(Beginning of Document excerpt)


    1. ??? Think that’s why the commentary says ” The Bush Cricket thinks it would make a good meal” and shows the cricket following the mantis????

      1. Yes but Jerry’s description says “The video below shows a bush cricket escaping an aposematic mantid, only to fall into the clutches of an “orchid mantis” that is cryptic (camouflaged).”

  1. The cat & mantis video is epic.

    I can understand the cat curiosity, he is playing as we know they do. And he gets scared when the mantis sticks to his fur, in such a human way I could not stop smiling! (disclaimer – I heave mantis phobia, would have screamed in fear and jumped even higher if it had happened to me!).

    But – what the #%^* is the mantis doing? Taunting the cat? Attacking? It can’t possibly see it as a prey.
    Is it reacting to a predator, following Sun Tzu (attack is the best defense)?
    But, then, fleeing seem to be the safest evolutionary strategy against such a body weigth difference…

    Truly amazing video. Leaves you wondering in so many levels….

(End of Document excerpt)

**Work instruction**
Put this sentence from the comment thread about mantis videos into Spanish: "The cat & mantis video is epic." The items that come next have nothing to do with the comment thread about mantis videos.

(Beginning of Material provided)

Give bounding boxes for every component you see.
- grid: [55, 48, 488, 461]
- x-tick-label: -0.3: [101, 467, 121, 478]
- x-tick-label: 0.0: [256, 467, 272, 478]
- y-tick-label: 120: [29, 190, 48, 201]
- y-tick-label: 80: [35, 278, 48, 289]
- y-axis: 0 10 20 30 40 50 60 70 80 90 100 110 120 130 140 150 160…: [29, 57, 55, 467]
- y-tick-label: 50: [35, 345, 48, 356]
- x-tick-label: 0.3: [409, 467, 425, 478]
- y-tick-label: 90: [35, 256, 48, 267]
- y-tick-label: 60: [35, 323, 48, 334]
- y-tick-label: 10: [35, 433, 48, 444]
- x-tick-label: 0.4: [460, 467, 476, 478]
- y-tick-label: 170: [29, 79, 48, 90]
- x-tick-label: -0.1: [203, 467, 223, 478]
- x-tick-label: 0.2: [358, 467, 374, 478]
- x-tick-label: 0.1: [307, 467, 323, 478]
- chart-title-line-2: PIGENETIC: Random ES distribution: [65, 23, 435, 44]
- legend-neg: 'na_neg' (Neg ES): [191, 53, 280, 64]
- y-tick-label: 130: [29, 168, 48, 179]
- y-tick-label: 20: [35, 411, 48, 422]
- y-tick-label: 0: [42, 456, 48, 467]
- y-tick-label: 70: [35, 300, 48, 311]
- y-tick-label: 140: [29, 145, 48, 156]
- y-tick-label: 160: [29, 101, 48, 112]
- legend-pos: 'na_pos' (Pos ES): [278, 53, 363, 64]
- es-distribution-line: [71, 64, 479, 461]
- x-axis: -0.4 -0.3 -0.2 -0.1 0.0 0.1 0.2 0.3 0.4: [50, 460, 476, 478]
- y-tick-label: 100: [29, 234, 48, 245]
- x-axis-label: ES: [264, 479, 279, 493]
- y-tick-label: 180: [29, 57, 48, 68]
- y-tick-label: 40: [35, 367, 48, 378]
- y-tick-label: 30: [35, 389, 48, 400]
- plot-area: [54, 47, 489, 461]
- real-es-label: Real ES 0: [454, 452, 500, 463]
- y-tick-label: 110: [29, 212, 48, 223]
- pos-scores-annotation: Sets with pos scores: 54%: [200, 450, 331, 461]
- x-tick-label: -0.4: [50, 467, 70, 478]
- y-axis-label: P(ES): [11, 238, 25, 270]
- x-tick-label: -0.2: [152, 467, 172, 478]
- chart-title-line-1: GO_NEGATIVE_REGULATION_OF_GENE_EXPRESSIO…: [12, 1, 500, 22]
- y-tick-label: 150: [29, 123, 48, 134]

(End of Material provided)

**Your response**
El video del gato y la mantis es épico.